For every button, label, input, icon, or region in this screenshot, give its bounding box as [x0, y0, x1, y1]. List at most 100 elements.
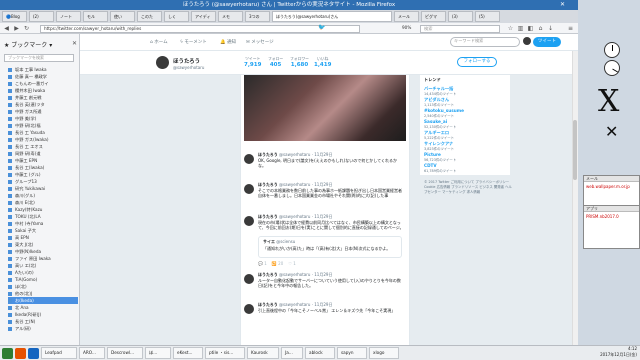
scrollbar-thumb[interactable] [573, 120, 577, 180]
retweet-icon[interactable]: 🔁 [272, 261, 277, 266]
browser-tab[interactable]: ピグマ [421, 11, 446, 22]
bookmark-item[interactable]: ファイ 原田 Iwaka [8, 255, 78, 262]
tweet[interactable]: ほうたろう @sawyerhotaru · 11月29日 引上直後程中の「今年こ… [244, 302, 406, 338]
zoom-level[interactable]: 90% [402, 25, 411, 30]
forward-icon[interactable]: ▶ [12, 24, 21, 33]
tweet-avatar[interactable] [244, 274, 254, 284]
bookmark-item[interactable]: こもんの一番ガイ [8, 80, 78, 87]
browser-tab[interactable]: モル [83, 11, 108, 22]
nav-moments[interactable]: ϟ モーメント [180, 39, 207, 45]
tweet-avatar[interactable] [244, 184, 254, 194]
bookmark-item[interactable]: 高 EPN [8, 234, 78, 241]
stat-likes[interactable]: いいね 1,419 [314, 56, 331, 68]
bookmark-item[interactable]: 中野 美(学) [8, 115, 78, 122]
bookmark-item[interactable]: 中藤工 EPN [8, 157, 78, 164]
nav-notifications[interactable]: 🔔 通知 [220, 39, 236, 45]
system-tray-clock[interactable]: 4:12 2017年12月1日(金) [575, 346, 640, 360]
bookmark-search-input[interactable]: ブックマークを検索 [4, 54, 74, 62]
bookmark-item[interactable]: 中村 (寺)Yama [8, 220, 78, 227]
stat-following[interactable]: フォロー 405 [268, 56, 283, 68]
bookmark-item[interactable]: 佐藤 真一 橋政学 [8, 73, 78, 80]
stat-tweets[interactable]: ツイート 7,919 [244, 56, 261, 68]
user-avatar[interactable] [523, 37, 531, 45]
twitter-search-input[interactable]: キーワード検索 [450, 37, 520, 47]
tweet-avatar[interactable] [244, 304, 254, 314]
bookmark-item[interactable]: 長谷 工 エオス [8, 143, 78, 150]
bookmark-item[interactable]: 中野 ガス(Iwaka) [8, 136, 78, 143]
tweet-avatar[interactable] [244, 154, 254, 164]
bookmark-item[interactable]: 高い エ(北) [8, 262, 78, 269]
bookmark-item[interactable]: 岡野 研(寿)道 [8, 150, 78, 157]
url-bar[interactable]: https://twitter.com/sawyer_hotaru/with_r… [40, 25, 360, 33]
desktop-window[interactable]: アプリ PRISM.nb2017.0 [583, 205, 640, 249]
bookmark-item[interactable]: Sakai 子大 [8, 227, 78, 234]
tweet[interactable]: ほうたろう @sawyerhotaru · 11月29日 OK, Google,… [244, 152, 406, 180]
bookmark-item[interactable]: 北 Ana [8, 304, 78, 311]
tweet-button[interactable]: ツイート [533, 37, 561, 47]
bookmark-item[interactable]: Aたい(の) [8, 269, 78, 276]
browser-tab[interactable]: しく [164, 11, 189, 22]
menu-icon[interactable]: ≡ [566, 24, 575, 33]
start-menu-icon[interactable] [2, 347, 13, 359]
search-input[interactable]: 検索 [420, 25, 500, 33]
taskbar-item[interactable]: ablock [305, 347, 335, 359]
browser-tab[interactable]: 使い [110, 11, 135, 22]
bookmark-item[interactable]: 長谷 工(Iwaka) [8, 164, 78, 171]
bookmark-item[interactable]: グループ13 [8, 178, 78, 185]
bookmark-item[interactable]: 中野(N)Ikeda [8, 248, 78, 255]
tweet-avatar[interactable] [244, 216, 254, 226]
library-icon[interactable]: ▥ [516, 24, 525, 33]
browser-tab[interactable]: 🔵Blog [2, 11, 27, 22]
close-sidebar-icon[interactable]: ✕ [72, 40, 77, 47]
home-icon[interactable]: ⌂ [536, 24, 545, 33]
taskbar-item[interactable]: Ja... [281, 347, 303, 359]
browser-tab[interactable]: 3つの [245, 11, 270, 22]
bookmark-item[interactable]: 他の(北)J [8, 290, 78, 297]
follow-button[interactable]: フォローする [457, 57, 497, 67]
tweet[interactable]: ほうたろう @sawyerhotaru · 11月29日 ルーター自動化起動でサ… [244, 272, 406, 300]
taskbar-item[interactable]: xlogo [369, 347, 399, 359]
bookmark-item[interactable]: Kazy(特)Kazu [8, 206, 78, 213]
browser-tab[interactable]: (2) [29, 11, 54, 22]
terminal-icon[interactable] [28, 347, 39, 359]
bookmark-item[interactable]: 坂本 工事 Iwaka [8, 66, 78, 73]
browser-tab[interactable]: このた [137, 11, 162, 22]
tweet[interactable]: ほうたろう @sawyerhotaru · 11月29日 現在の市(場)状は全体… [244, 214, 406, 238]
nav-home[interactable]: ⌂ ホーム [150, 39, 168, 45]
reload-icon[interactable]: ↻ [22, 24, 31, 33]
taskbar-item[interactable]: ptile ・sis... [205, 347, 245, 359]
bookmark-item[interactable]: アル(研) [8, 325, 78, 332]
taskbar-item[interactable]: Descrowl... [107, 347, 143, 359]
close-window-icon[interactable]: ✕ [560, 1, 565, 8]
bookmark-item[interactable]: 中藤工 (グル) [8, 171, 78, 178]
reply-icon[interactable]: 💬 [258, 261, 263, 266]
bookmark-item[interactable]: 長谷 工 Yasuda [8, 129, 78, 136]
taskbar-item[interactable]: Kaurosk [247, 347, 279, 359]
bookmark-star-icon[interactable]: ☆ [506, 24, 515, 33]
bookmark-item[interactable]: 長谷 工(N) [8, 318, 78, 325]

**PROBLEM STATEMENT**: Reproduce every line above word for word, leaving out the picture.

**RESPONSE**:
For every button, label, input, icon, or region in this screenshot, give its bounding box as [x0, y0, x1, y1]. List at most 100 elements.
scrollbar-thumb[interactable] [573, 120, 577, 180]
retweet-icon[interactable]: 🔁 [272, 261, 277, 266]
browser-tab[interactable]: ピグマ [421, 11, 446, 22]
bookmark-item[interactable]: ファイ 原田 Iwaka [8, 255, 78, 262]
tweet[interactable]: ほうたろう @sawyerhotaru · 11月29日 引上直後程中の「今年こ… [244, 302, 406, 338]
zoom-level[interactable]: 90% [402, 25, 411, 30]
forward-icon[interactable]: ▶ [12, 24, 21, 33]
tweet-avatar[interactable] [244, 274, 254, 284]
bookmark-item[interactable]: こもんの一番ガイ [8, 80, 78, 87]
browser-tab[interactable]: モル [83, 11, 108, 22]
nav-moments[interactable]: ϟ モーメント [180, 39, 207, 45]
tweet-avatar[interactable] [244, 184, 254, 194]
bookmark-item[interactable]: 高 EPN [8, 234, 78, 241]
stat-likes[interactable]: いいね 1,419 [314, 56, 331, 68]
bookmark-item[interactable]: 中野 美(学) [8, 115, 78, 122]
bookmark-item[interactable]: 中藤工 EPN [8, 157, 78, 164]
nav-notifications[interactable]: 🔔 通知 [220, 39, 236, 45]
system-tray-clock[interactable]: 4:12 2017年12月1日(金) [575, 346, 640, 360]
bookmark-search-input[interactable]: ブックマークを検索 [4, 54, 74, 62]
bookmark-item[interactable]: 中村 (寺)Yama [8, 220, 78, 227]
stat-following[interactable]: フォロー 405 [268, 56, 283, 68]
bookmark-item[interactable]: 佐藤 真一 橋政学 [8, 73, 78, 80]
stat-tweets[interactable]: ツイート 7,919 [244, 56, 261, 68]
user-avatar[interactable] [523, 37, 531, 45]
twitter-search-input[interactable]: キーワード検索 [450, 37, 520, 47]
tweet-avatar[interactable] [244, 304, 254, 314]
bookmark-item[interactable]: 長谷 工 エオス [8, 143, 78, 150]
bookmark-item[interactable]: 中野 ガス(Iwaka) [8, 136, 78, 143]
tweet-avatar[interactable] [244, 154, 254, 164]
bookmark-item[interactable]: 高い エ(北) [8, 262, 78, 269]
bookmark-item[interactable]: 岡野 研(寿)道 [8, 150, 78, 157]
url-bar[interactable]: https://twitter.com/sawyer_hotaru/with_r… [40, 25, 360, 33]
desktop-window[interactable]: アプリ PRISM.nb2017.0 [583, 205, 640, 249]
bookmark-item[interactable]: Sakai 子大 [8, 227, 78, 234]
tweet[interactable]: ほうたろう @sawyerhotaru · 11月29日 OK, Google,… [244, 152, 406, 180]
bookmark-item[interactable]: 北 Ana [8, 304, 78, 311]
tweet-button[interactable]: ツイート [533, 37, 561, 47]
bookmark-item[interactable]: Aたい(の) [8, 269, 78, 276]
browser-tab[interactable]: しく [164, 11, 189, 22]
menu-icon[interactable]: ≡ [566, 24, 575, 33]
start-menu-icon[interactable] [2, 347, 13, 359]
search-input[interactable]: 検索 [420, 25, 500, 33]
taskbar-item[interactable]: ablock [305, 347, 335, 359]
browser-tab[interactable]: 使い [110, 11, 135, 22]
bookmark-item[interactable]: 長谷 工(Iwaka) [8, 164, 78, 171]
bookmark-item[interactable]: グループ13 [8, 178, 78, 185]
bookmark-item[interactable]: 中野(N)Ikeda [8, 248, 78, 255]
tweet-avatar[interactable] [244, 216, 254, 226]
library-icon[interactable]: ▥ [516, 24, 525, 33]
browser-tab[interactable]: 🔵Blog [2, 11, 27, 22]
close-sidebar-icon[interactable]: ✕ [72, 40, 77, 47]
home-icon[interactable]: ⌂ [536, 24, 545, 33]
taskbar-item[interactable]: Ja... [281, 347, 303, 359]
browser-tab[interactable]: 3つの [245, 11, 270, 22]
bookmark-item[interactable]: 他の(北)J [8, 290, 78, 297]
follow-button[interactable]: フォローする [457, 57, 497, 67]
tweet[interactable]: ほうたろう @sawyerhotaru · 11月29日 ルーター自動化起動でサ… [244, 272, 406, 300]
taskbar-item[interactable]: xlogo [369, 347, 399, 359]
bookmark-item[interactable]: Kazy(特)Kazu [8, 206, 78, 213]
browser-tab[interactable]: (2) [29, 11, 54, 22]
terminal-icon[interactable] [28, 347, 39, 359]
bookmark-item[interactable]: 坂本 工事 Iwaka [8, 66, 78, 73]
browser-tab[interactable]: このた [137, 11, 162, 22]
tweet[interactable]: ほうたろう @sawyerhotaru · 11月29日 現在の市(場)状は全体… [244, 214, 406, 238]
nav-home[interactable]: ⌂ ホーム [150, 39, 168, 45]
reload-icon[interactable]: ↻ [22, 24, 31, 33]
taskbar-item[interactable]: ptile ・sis... [205, 347, 245, 359]
bookmark-item[interactable]: アル(研) [8, 325, 78, 332]
taskbar-item[interactable]: Descrowl... [107, 347, 143, 359]
close-window-icon[interactable]: ✕ [560, 1, 565, 8]
bookmark-item[interactable]: 中藤工 (グル) [8, 171, 78, 178]
reply-icon[interactable]: 💬 [258, 261, 263, 266]
bookmark-item[interactable]: 長谷 工 Yasuda [8, 129, 78, 136]
taskbar-item[interactable]: Kaurosk [247, 347, 279, 359]
bookmark-star-icon[interactable]: ☆ [506, 24, 515, 33]
bookmark-item[interactable]: 長谷 工(N) [8, 318, 78, 325]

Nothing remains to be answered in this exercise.